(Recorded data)
====

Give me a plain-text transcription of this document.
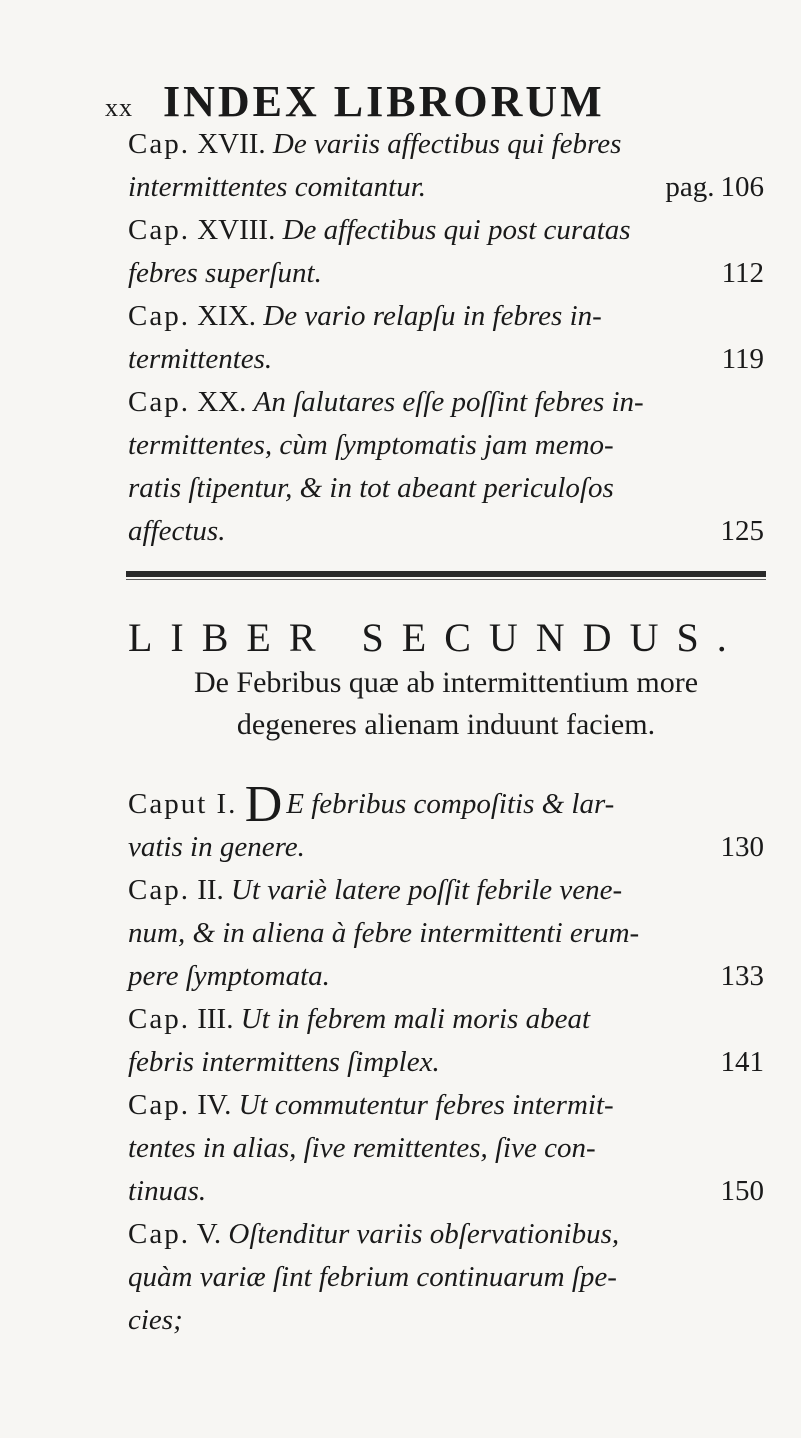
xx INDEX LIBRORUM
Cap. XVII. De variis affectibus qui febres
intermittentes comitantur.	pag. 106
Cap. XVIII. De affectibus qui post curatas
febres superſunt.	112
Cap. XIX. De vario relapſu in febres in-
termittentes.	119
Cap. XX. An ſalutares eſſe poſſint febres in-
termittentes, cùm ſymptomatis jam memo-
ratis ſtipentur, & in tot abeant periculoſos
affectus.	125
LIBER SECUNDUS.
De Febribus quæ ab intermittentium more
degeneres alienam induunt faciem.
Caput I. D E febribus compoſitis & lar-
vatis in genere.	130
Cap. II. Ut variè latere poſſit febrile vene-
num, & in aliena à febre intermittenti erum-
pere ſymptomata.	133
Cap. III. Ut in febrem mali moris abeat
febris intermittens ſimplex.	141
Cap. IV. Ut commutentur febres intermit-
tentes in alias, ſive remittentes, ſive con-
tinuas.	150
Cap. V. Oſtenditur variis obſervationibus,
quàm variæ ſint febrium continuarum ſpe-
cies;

====

▶ Exercise aim
Transcribe the full listing character for character. Pictures are excluded.

▶ Written solution
Give me a plain-text transcription of this document.
xx INDEX LIBRORUM
Cap. XVII. De variis affectibus qui febres
intermittentes comitantur.	pag. 106
Cap. XVIII. De affectibus qui post curatas
febres superſunt.	112
Cap. XIX. De vario relapſu in febres in-
termittentes.	119
Cap. XX. An ſalutares eſſe poſſint febres in-
termittentes, cùm ſymptomatis jam memo-
ratis ſtipentur, & in tot abeant periculoſos
affectus.	125
LIBER SECUNDUS.
De Febribus quæ ab intermittentium more
degeneres alienam induunt faciem.
Caput I. D E febribus compoſitis & lar-
vatis in genere.	130
Cap. II. Ut variè latere poſſit febrile vene-
num, & in aliena à febre intermittenti erum-
pere ſymptomata.	133
Cap. III. Ut in febrem mali moris abeat
febris intermittens ſimplex.	141
Cap. IV. Ut commutentur febres intermit-
tentes in alias, ſive remittentes, ſive con-
tinuas.	150
Cap. V. Oſtenditur variis obſervationibus,
quàm variæ ſint febrium continuarum ſpe-
cies;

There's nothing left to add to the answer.